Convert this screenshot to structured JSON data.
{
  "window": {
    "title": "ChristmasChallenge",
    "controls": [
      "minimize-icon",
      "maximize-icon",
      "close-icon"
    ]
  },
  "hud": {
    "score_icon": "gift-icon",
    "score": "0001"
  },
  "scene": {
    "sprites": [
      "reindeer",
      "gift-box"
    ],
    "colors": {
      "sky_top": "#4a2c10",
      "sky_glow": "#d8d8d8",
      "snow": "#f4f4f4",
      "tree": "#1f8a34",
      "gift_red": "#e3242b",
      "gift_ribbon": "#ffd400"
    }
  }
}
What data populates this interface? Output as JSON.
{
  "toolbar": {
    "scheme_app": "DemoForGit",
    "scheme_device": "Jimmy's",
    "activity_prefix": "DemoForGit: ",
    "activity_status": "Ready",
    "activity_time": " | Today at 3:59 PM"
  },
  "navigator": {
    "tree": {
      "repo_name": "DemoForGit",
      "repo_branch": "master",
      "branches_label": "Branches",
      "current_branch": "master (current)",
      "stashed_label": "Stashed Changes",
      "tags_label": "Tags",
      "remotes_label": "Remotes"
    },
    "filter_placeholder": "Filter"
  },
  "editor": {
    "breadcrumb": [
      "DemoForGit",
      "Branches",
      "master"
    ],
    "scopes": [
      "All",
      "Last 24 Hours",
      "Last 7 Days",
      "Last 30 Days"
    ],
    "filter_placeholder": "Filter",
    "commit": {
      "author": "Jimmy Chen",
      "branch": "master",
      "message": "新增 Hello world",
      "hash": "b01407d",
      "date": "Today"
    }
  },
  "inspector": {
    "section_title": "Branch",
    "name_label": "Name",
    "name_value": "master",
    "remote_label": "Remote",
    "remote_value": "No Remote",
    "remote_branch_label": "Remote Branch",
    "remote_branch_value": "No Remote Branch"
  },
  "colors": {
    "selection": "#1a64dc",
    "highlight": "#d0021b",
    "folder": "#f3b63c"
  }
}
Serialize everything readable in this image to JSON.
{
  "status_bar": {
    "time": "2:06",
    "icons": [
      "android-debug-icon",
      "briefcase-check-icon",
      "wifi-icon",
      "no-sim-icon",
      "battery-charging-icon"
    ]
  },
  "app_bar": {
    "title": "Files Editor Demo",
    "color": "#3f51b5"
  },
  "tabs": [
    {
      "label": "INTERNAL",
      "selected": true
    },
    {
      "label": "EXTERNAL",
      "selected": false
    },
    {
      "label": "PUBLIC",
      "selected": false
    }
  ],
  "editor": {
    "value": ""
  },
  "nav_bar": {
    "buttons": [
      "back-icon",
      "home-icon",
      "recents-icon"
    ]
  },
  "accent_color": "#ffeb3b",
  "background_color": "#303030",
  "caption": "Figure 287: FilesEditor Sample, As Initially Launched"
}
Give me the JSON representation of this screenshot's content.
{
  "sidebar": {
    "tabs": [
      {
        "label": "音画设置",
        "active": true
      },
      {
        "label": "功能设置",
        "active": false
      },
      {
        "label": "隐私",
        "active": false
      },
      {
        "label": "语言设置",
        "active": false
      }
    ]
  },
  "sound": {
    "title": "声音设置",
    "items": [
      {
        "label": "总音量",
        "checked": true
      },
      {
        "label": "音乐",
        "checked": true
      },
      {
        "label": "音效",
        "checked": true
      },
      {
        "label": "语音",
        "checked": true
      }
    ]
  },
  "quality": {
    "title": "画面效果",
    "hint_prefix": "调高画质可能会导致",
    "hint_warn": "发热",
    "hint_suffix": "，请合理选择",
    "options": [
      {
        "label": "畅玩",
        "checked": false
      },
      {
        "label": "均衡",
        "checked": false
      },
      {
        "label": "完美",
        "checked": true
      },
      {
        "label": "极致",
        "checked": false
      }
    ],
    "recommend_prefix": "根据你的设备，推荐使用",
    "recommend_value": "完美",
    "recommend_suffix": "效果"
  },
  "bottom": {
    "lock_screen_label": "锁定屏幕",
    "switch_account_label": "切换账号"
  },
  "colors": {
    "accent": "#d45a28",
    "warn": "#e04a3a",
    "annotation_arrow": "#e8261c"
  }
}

- **Exercise**
Locate each line containing the string "Filter" and show it.

- **Written solution**
    "filter_placeholder": "Filter"
    "filter_placeholder": "Filter",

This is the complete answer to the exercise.